[Source records]
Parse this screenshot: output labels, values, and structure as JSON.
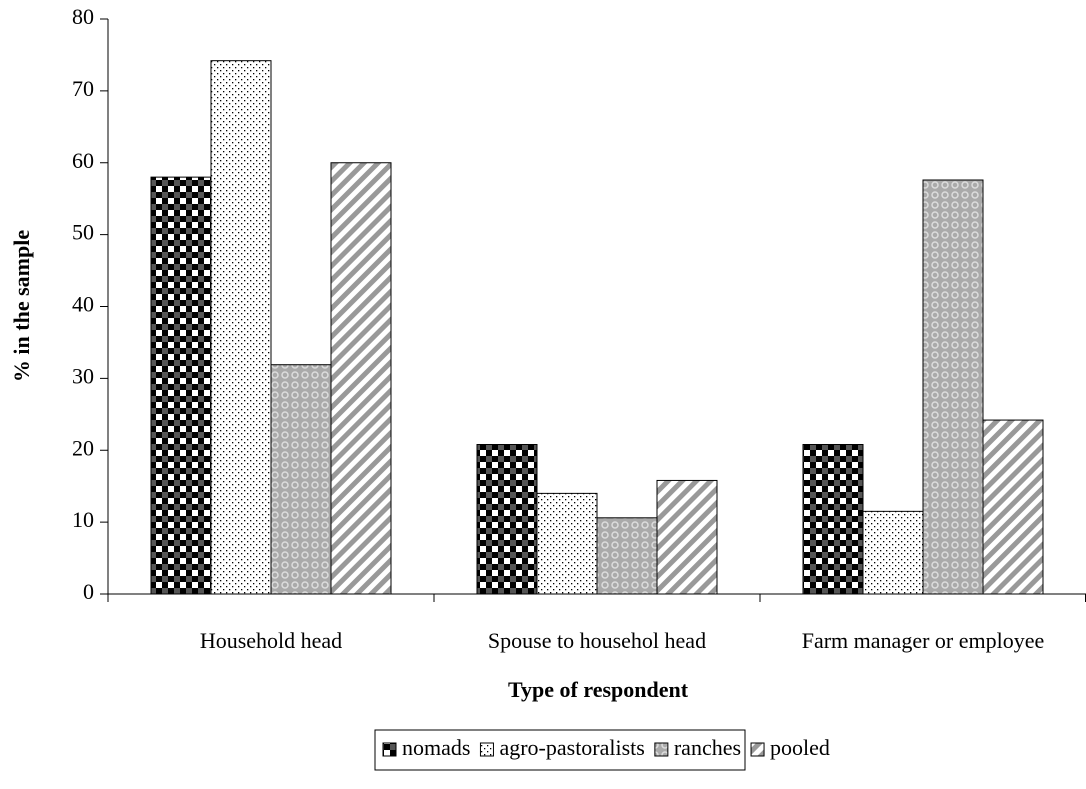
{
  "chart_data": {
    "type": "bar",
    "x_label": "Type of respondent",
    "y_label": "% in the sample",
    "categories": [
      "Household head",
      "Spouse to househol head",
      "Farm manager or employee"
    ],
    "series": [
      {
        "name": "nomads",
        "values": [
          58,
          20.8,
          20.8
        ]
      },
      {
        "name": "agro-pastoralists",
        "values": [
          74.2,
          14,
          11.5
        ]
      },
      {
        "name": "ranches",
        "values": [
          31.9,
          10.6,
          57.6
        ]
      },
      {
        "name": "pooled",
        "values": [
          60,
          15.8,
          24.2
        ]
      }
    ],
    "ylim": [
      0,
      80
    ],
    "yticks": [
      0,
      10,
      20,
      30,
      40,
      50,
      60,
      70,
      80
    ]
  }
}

### What is asked
Pick out, from the lines above, every one that contains the string "head".

### Answer to the exercise
      "Household head",
      "Spouse to househol head",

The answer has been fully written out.